- **Given instruction**: Note each line that includes the word "klik". Copy those lines.

- **Information given**:
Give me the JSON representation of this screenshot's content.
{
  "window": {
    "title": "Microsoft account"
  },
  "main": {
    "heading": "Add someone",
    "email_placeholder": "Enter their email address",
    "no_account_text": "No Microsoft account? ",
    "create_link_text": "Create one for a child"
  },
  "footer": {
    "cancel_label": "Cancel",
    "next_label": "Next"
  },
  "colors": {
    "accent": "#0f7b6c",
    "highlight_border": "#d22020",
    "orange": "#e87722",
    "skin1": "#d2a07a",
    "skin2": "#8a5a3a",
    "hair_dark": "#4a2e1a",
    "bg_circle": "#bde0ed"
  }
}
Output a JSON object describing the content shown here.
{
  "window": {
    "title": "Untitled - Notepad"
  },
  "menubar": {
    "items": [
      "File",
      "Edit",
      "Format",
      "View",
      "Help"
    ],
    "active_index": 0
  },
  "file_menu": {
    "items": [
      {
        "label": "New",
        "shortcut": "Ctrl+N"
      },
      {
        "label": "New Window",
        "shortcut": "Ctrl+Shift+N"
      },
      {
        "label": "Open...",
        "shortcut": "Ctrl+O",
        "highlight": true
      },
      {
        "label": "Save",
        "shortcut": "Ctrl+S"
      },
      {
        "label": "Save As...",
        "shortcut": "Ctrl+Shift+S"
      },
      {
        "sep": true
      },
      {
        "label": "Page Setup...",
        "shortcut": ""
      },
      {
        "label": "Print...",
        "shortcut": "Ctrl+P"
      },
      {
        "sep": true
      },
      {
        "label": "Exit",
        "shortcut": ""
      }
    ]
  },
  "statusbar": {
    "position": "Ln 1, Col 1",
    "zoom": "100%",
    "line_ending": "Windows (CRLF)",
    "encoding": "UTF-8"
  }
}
--
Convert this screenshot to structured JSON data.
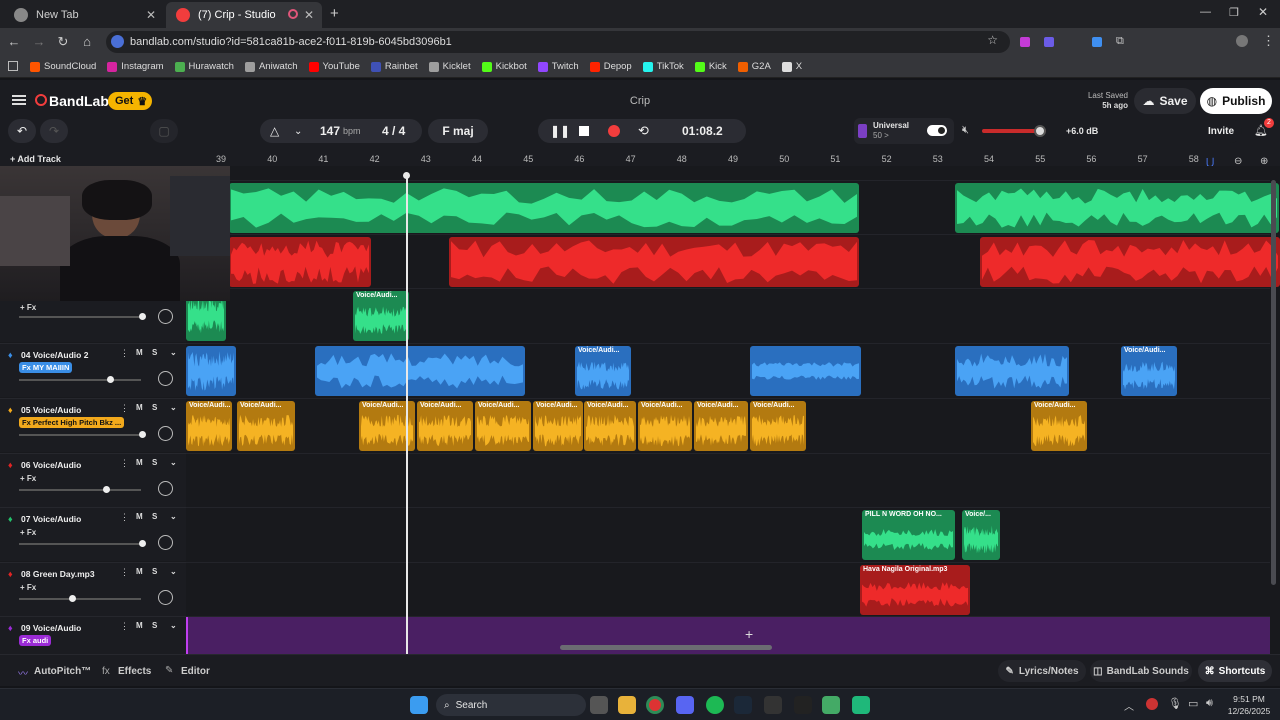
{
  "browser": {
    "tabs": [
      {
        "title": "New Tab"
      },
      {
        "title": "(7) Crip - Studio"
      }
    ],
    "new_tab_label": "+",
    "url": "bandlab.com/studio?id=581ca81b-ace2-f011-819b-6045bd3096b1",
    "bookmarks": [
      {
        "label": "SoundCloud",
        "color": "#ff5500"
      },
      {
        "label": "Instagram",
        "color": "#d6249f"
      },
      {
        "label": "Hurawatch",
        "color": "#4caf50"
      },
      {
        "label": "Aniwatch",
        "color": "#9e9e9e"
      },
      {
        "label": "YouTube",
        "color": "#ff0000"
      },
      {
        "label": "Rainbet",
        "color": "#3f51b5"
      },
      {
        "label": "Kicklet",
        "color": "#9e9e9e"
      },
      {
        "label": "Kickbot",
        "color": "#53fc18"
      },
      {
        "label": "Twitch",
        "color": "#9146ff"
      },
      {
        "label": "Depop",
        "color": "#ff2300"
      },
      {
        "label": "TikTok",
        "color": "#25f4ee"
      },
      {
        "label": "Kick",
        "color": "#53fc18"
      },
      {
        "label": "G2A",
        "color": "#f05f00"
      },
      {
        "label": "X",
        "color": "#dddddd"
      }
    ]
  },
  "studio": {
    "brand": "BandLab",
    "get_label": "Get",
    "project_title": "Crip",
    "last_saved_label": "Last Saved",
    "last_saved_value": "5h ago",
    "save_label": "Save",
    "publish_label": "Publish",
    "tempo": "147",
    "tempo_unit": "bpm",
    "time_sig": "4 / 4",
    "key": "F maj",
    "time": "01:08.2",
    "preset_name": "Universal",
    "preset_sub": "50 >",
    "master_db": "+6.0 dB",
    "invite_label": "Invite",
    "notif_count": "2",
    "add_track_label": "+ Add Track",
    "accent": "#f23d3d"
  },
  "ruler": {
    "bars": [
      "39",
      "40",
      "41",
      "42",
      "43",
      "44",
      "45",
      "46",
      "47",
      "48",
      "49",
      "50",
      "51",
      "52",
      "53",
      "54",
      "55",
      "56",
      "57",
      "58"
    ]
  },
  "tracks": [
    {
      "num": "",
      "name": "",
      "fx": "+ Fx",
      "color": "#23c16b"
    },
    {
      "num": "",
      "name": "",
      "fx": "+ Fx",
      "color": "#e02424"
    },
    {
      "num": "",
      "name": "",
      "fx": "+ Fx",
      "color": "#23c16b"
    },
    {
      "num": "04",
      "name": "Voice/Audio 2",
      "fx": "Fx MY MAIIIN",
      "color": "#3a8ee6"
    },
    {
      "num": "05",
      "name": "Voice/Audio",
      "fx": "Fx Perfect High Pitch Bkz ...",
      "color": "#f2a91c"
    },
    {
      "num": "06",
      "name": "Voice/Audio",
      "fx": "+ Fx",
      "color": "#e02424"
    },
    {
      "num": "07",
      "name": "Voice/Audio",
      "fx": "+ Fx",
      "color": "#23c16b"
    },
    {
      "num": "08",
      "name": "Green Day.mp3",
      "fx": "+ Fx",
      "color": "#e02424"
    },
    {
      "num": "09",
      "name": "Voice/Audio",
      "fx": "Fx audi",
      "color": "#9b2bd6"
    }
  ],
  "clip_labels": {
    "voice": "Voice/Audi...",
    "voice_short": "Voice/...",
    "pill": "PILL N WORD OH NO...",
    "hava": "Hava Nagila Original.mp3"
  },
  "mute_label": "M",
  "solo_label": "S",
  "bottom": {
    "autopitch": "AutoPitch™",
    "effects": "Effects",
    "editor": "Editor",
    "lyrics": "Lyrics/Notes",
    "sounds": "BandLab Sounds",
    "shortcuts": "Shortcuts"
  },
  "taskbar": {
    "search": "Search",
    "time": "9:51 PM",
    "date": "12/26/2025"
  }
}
* * *
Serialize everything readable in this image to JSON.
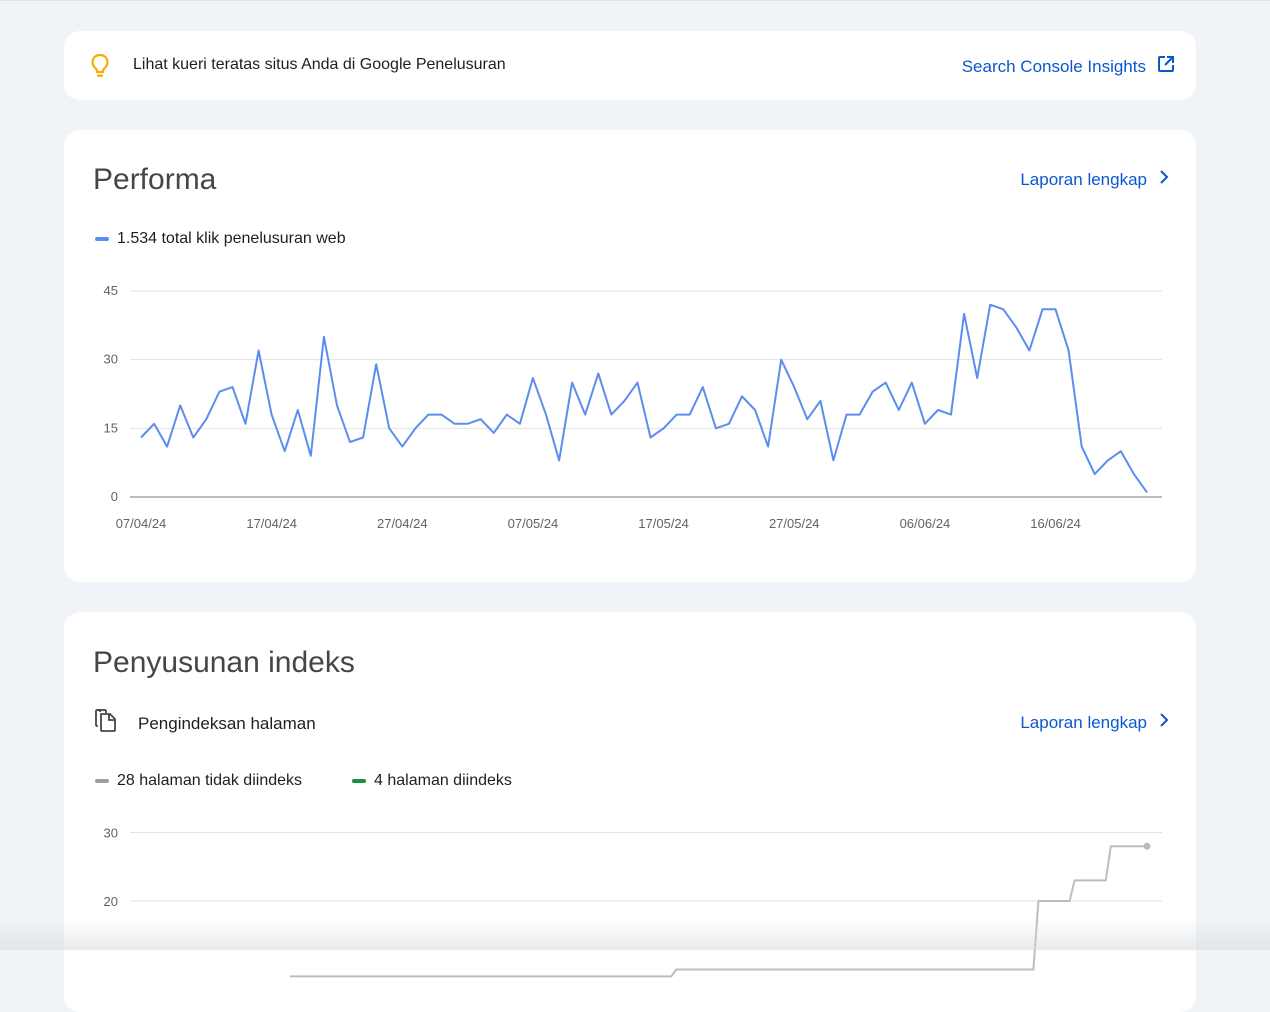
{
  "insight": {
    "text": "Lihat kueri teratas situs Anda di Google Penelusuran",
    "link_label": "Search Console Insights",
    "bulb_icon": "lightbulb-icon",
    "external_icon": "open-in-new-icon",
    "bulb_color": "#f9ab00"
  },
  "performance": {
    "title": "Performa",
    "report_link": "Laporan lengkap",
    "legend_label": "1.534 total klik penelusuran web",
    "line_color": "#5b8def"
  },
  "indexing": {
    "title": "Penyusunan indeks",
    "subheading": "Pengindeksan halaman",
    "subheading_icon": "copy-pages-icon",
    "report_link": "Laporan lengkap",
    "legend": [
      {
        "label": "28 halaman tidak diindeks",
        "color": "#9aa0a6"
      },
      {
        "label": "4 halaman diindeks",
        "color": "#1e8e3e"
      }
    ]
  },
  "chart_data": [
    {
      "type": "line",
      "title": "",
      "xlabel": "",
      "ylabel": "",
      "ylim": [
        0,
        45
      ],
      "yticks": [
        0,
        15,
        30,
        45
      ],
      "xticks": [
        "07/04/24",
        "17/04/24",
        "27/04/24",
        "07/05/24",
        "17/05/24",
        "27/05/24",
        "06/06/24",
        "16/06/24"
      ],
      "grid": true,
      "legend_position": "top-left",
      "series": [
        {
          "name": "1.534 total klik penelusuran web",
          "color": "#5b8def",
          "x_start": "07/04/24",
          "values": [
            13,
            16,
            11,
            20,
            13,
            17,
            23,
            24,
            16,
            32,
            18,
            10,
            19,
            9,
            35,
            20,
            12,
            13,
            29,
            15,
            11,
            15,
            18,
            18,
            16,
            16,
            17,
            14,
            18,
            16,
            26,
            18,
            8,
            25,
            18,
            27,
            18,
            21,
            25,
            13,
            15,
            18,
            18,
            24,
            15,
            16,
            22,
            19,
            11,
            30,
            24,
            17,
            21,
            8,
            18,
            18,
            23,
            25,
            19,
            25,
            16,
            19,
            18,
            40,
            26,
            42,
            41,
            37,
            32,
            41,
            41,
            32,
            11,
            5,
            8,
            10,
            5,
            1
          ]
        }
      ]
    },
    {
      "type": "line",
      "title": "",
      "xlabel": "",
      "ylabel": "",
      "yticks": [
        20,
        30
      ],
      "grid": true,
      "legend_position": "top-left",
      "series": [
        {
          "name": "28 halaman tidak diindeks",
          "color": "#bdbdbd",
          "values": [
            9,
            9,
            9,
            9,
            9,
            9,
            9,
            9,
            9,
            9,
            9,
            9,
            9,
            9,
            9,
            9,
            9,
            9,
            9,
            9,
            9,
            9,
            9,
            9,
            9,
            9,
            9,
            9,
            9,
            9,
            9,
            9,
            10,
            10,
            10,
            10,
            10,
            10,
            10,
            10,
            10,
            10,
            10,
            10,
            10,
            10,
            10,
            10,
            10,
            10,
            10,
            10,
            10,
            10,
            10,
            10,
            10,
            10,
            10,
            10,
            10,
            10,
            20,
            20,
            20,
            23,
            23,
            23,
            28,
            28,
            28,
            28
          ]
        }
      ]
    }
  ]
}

- **Solution to the exercise**:
    "legend_label": "1.534 total klik penelusuran web",
          "name": "1.534 total klik penelusuran web",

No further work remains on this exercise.